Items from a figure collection
########
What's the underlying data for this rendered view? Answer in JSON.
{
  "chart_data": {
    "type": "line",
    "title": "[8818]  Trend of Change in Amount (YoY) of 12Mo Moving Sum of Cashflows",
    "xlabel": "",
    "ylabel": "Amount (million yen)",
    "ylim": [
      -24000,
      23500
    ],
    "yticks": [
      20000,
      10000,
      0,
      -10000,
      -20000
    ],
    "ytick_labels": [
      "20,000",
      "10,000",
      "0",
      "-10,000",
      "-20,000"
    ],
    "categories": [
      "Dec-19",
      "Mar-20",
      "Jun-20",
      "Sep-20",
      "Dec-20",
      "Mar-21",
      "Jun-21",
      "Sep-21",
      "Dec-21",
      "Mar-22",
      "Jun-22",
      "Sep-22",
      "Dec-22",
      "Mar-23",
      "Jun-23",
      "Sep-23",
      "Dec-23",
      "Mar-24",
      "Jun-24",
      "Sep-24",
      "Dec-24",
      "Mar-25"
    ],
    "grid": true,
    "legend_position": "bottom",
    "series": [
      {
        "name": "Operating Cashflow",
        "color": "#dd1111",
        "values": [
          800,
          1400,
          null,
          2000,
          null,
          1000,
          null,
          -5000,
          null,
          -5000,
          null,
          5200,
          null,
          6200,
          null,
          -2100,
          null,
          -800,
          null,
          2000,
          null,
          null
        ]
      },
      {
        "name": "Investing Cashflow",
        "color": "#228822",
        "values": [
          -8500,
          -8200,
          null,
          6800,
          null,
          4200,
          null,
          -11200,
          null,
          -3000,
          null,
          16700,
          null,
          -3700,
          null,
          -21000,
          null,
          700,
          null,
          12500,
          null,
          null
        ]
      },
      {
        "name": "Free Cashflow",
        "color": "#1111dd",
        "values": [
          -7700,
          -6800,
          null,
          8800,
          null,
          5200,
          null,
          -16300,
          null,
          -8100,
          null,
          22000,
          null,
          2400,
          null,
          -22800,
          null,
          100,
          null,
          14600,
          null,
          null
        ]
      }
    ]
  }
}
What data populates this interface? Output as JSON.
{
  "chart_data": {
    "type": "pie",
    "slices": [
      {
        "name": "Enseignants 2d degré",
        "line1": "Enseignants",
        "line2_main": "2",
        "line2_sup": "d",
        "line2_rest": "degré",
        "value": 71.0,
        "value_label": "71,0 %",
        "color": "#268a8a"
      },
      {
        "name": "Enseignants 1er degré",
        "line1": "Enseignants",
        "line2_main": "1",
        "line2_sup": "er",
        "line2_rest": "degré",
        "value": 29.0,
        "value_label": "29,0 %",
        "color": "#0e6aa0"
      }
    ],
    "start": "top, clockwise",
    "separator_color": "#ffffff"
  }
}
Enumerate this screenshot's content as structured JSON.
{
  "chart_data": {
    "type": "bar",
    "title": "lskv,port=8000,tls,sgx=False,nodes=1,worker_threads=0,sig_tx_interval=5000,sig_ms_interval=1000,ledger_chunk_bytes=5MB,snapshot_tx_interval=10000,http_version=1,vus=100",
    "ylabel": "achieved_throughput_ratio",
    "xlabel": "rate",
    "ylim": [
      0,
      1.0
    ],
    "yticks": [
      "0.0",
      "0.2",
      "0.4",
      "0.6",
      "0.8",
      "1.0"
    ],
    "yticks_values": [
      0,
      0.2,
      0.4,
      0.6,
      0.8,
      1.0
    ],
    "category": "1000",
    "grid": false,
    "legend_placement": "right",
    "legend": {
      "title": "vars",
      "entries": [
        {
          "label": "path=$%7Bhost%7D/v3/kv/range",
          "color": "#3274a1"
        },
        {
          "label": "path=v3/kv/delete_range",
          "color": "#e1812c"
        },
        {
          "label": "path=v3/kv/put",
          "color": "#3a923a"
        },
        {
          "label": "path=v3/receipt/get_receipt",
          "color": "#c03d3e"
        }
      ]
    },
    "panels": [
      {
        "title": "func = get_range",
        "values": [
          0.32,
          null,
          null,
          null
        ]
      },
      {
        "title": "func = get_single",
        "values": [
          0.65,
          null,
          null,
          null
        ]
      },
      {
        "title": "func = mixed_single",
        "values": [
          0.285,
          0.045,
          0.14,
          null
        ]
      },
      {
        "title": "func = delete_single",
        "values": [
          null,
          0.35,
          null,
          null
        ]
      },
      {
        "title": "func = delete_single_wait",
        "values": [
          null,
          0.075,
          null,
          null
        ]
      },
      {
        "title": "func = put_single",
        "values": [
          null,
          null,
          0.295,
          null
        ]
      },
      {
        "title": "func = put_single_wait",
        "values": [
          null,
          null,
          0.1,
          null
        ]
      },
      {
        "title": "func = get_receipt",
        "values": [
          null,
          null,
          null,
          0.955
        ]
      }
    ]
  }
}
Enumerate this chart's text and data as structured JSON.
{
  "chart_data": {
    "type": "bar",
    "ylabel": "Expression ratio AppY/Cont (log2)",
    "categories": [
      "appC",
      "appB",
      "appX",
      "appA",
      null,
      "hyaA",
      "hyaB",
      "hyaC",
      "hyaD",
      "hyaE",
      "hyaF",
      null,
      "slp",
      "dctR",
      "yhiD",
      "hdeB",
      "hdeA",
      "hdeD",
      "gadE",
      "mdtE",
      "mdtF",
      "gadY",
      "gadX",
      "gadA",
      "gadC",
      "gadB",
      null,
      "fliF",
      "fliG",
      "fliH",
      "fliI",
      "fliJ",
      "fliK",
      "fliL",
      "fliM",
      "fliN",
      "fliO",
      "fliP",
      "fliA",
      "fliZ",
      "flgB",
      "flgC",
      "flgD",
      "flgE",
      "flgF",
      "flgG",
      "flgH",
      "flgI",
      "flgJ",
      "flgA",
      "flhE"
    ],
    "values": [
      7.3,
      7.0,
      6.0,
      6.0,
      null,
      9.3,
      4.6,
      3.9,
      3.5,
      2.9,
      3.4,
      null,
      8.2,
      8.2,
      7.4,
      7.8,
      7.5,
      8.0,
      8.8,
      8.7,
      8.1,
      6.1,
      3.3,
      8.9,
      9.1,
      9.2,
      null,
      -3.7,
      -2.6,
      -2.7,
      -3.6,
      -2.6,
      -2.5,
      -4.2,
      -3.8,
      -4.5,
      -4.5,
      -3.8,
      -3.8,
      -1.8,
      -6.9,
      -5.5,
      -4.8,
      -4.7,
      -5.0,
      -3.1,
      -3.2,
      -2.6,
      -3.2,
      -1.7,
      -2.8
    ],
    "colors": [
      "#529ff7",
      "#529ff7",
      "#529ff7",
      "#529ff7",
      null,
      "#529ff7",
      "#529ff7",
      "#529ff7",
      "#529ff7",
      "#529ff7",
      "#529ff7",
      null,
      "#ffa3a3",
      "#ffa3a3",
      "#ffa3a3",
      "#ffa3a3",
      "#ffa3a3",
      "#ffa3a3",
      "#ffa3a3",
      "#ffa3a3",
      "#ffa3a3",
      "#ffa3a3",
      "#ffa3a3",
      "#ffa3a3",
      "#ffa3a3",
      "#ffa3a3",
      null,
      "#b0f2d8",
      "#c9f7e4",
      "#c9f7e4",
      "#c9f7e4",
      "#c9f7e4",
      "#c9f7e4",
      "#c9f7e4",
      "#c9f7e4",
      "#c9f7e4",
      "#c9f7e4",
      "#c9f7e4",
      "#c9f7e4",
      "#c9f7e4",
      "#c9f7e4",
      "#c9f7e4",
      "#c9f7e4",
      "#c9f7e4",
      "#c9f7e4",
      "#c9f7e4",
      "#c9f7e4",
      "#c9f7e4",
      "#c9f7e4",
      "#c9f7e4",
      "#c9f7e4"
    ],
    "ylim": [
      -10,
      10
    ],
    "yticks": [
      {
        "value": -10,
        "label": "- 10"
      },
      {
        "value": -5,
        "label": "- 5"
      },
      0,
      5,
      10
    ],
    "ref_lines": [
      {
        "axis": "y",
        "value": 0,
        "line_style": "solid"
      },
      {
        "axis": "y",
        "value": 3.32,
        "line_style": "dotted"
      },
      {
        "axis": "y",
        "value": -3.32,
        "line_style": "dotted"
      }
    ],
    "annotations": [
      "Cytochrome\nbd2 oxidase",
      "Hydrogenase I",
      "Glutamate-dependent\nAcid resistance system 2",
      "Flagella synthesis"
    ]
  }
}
########
INSTRUCTION:
Search the data above for the string "What" and return every line that has it.

WRITTEN SOLUTION:
What's the underlying data for this rendered view? Answer in JSON.
What data populates this interface? Output as JSON.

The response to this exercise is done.